All of the data below must be repeated exactly.

**EXCERPTED RECORDS**
----
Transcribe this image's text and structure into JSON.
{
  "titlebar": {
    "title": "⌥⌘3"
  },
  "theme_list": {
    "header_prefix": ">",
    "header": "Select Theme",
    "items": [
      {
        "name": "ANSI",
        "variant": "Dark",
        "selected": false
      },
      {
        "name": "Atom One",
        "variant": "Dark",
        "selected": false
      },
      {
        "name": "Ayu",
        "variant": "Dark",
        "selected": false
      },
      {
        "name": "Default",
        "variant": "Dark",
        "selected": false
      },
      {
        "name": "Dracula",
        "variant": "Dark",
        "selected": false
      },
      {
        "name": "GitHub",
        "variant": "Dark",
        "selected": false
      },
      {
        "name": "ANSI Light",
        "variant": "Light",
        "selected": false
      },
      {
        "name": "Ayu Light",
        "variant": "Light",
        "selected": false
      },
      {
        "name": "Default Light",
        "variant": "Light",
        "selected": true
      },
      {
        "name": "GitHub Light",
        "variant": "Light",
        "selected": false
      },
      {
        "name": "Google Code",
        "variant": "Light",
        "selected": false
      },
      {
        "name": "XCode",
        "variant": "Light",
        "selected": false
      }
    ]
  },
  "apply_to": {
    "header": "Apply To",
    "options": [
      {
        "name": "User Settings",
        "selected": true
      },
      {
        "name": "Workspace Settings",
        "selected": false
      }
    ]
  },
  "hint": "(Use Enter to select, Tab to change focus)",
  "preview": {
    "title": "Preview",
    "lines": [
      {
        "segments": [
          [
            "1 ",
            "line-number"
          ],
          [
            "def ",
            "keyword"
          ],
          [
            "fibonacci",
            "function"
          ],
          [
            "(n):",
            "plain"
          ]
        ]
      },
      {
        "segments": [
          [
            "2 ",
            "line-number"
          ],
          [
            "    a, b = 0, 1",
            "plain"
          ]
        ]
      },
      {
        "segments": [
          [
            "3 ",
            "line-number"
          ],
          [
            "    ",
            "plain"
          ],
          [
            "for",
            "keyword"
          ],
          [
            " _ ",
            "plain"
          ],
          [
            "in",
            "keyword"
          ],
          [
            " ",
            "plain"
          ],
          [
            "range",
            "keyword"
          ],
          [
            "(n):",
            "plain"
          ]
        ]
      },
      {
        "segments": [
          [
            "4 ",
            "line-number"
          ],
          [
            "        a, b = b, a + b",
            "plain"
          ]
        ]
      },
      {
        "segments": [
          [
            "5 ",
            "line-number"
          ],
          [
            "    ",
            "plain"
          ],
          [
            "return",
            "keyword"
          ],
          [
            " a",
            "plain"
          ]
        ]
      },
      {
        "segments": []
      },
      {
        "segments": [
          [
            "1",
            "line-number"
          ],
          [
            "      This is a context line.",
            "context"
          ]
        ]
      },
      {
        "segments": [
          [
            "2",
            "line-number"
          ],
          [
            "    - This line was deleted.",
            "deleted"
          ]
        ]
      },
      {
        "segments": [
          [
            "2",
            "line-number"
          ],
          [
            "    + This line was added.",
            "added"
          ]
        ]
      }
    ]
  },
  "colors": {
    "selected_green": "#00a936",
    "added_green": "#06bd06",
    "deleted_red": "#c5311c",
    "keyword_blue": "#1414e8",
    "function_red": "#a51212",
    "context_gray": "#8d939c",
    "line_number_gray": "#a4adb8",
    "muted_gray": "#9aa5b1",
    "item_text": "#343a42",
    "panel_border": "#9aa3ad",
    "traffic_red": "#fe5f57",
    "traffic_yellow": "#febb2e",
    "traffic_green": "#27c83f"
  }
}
----
**RESPONSE TO THE EXERCISE**
Transcribe this image's text and structure into JSON.
{
  "titlebar": {
    "title": "⌥⌘3"
  },
  "theme_list": {
    "header_prefix": ">",
    "header": "Select Theme",
    "items": [
      {
        "name": "ANSI",
        "variant": "Dark",
        "selected": false
      },
      {
        "name": "Atom One",
        "variant": "Dark",
        "selected": false
      },
      {
        "name": "Ayu",
        "variant": "Dark",
        "selected": false
      },
      {
        "name": "Default",
        "variant": "Dark",
        "selected": false
      },
      {
        "name": "Dracula",
        "variant": "Dark",
        "selected": false
      },
      {
        "name": "GitHub",
        "variant": "Dark",
        "selected": false
      },
      {
        "name": "ANSI Light",
        "variant": "Light",
        "selected": false
      },
      {
        "name": "Ayu Light",
        "variant": "Light",
        "selected": false
      },
      {
        "name": "Default Light",
        "variant": "Light",
        "selected": true
      },
      {
        "name": "GitHub Light",
        "variant": "Light",
        "selected": false
      },
      {
        "name": "Google Code",
        "variant": "Light",
        "selected": false
      },
      {
        "name": "XCode",
        "variant": "Light",
        "selected": false
      }
    ]
  },
  "apply_to": {
    "header": "Apply To",
    "options": [
      {
        "name": "User Settings",
        "selected": true
      },
      {
        "name": "Workspace Settings",
        "selected": false
      }
    ]
  },
  "hint": "(Use Enter to select, Tab to change focus)",
  "preview": {
    "title": "Preview",
    "lines": [
      {
        "segments": [
          [
            "1 ",
            "line-number"
          ],
          [
            "def ",
            "keyword"
          ],
          [
            "fibonacci",
            "function"
          ],
          [
            "(n):",
            "plain"
          ]
        ]
      },
      {
        "segments": [
          [
            "2 ",
            "line-number"
          ],
          [
            "    a, b = 0, 1",
            "plain"
          ]
        ]
      },
      {
        "segments": [
          [
            "3 ",
            "line-number"
          ],
          [
            "    ",
            "plain"
          ],
          [
            "for",
            "keyword"
          ],
          [
            " _ ",
            "plain"
          ],
          [
            "in",
            "keyword"
          ],
          [
            " ",
            "plain"
          ],
          [
            "range",
            "keyword"
          ],
          [
            "(n):",
            "plain"
          ]
        ]
      },
      {
        "segments": [
          [
            "4 ",
            "line-number"
          ],
          [
            "        a, b = b, a + b",
            "plain"
          ]
        ]
      },
      {
        "segments": [
          [
            "5 ",
            "line-number"
          ],
          [
            "    ",
            "plain"
          ],
          [
            "return",
            "keyword"
          ],
          [
            " a",
            "plain"
          ]
        ]
      },
      {
        "segments": []
      },
      {
        "segments": [
          [
            "1",
            "line-number"
          ],
          [
            "      This is a context line.",
            "context"
          ]
        ]
      },
      {
        "segments": [
          [
            "2",
            "line-number"
          ],
          [
            "    - This line was deleted.",
            "deleted"
          ]
        ]
      },
      {
        "segments": [
          [
            "2",
            "line-number"
          ],
          [
            "    + This line was added.",
            "added"
          ]
        ]
      }
    ]
  },
  "colors": {
    "selected_green": "#00a936",
    "added_green": "#06bd06",
    "deleted_red": "#c5311c",
    "keyword_blue": "#1414e8",
    "function_red": "#a51212",
    "context_gray": "#8d939c",
    "line_number_gray": "#a4adb8",
    "muted_gray": "#9aa5b1",
    "item_text": "#343a42",
    "panel_border": "#9aa3ad",
    "traffic_red": "#fe5f57",
    "traffic_yellow": "#febb2e",
    "traffic_green": "#27c83f"
  }
}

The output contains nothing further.